WHAT THE TASK REQUIRES ▸
Write every entry out again exactly, please, and skip the pictures.

GIVEN RECORDS ▸
▬▬▬▬▬▬
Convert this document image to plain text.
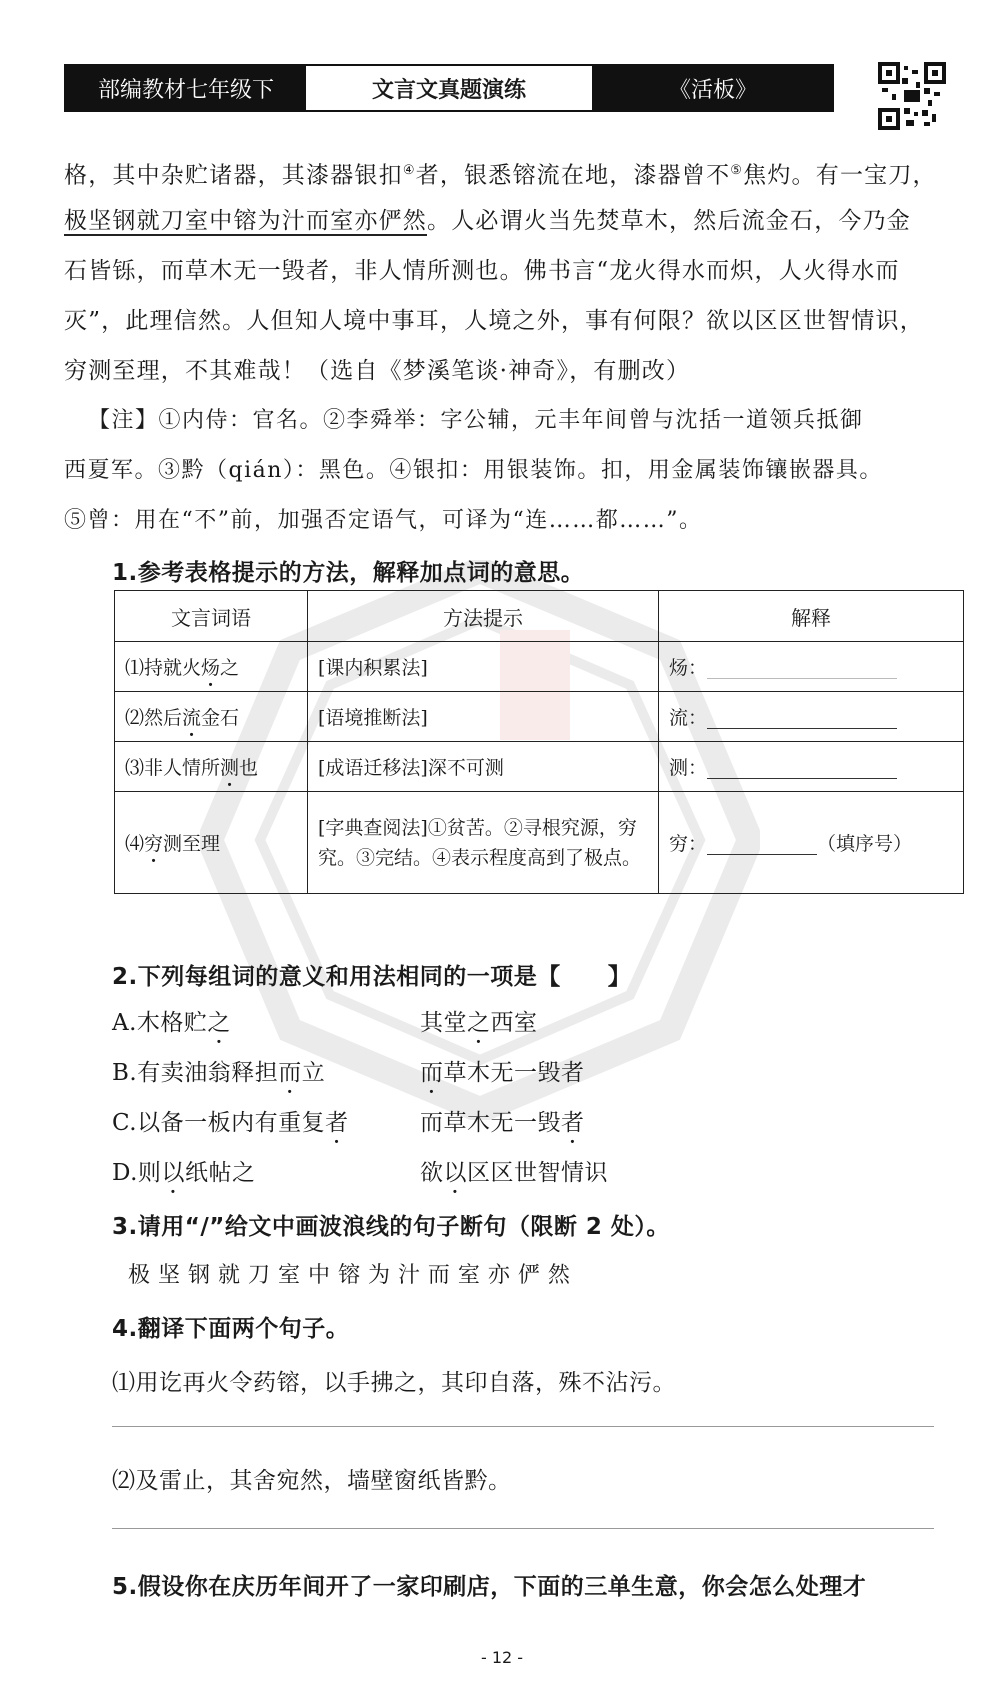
部编教材七年级下	文言文真题演练	《活板》

格，其中杂贮诸器，其漆器银扣④者，银悉镕流在地，漆器曾不⑤焦灼。有一宝刀，

极坚钢就刀室中镕为汁而室亦俨然。人必谓火当先焚草木，然后流金石，今乃金

石皆铄，而草木无一毁者，非人情所测也。佛书言“龙火得水而炽，人火得水而

灭”，此理信然。人但知人境中事耳，人境之外，事有何限？欲以区区世智情识，

穷测至理，不其难哉！（选自《梦溪笔谈·神奇》，有删改）

【注】①内侍：官名。②李舜举：字公辅，元丰年间曾与沈括一道领兵抵御

西夏军。③黔（qián）：黑色。④银扣：用银装饰。扣，用金属装饰镶嵌器具。

⑤曾：用在“不”前，加强否定语气，可译为“连……都……”。

1.参考表格提示的方法，解释加点词的意思。

文言词语	方法提示	解释
⑴持就火炀之	[课内积累法]	炀：
⑵然后流金石	[语境推断法]	流：
⑶非人情所测也	[成语迁移法]深不可测	测：
⑷穷测至理	[字典查阅法]①贫苦。②寻根究源，穷究。③完结。④表示程度高到了极点。	穷： （填序号）

2.下列每组词的意义和用法相同的一项是【　　】

A.木格贮之	其堂之西室

B.有卖油翁释担而立	而草木无一毁者

C.以备一板内有重复者	而草木无一毁者

D.则以纸帖之	欲以区区世智情识

3.请用“/”给文中画波浪线的句子断句（限断 2 处）。

极 坚 钢 就 刀 室 中 镕 为 汁 而 室 亦 俨 然

4.翻译下面两个句子。

⑴用讫再火令药镕，以手拂之，其印自落，殊不沾污。

⑵及雷止，其舍宛然，墙壁窗纸皆黔。

5.假设你在庆历年间开了一家印刷店，下面的三单生意，你会怎么处理才

- 12 -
▬▬▬▬▬▬
WRITTEN ANSWER ▸
Convert this document image to plain text.
部编教材七年级下	文言文真题演练	《活板》

格，其中杂贮诸器，其漆器银扣④者，银悉镕流在地，漆器曾不⑤焦灼。有一宝刀，

极坚钢就刀室中镕为汁而室亦俨然。人必谓火当先焚草木，然后流金石，今乃金

石皆铄，而草木无一毁者，非人情所测也。佛书言“龙火得水而炽，人火得水而

灭”，此理信然。人但知人境中事耳，人境之外，事有何限？欲以区区世智情识，

穷测至理，不其难哉！（选自《梦溪笔谈·神奇》，有删改）

【注】①内侍：官名。②李舜举：字公辅，元丰年间曾与沈括一道领兵抵御

西夏军。③黔（qián）：黑色。④银扣：用银装饰。扣，用金属装饰镶嵌器具。

⑤曾：用在“不”前，加强否定语气，可译为“连……都……”。

1.参考表格提示的方法，解释加点词的意思。

文言词语	方法提示	解释
⑴持就火炀之	[课内积累法]	炀：
⑵然后流金石	[语境推断法]	流：
⑶非人情所测也	[成语迁移法]深不可测	测：
⑷穷测至理	[字典查阅法]①贫苦。②寻根究源，穷究。③完结。④表示程度高到了极点。	穷： （填序号）

2.下列每组词的意义和用法相同的一项是【　　】

A.木格贮之	其堂之西室

B.有卖油翁释担而立	而草木无一毁者

C.以备一板内有重复者	而草木无一毁者

D.则以纸帖之	欲以区区世智情识

3.请用“/”给文中画波浪线的句子断句（限断 2 处）。

极 坚 钢 就 刀 室 中 镕 为 汁 而 室 亦 俨 然

4.翻译下面两个句子。

⑴用讫再火令药镕，以手拂之，其印自落，殊不沾污。

⑵及雷止，其舍宛然，墙壁窗纸皆黔。

5.假设你在庆历年间开了一家印刷店，下面的三单生意，你会怎么处理才

- 12 -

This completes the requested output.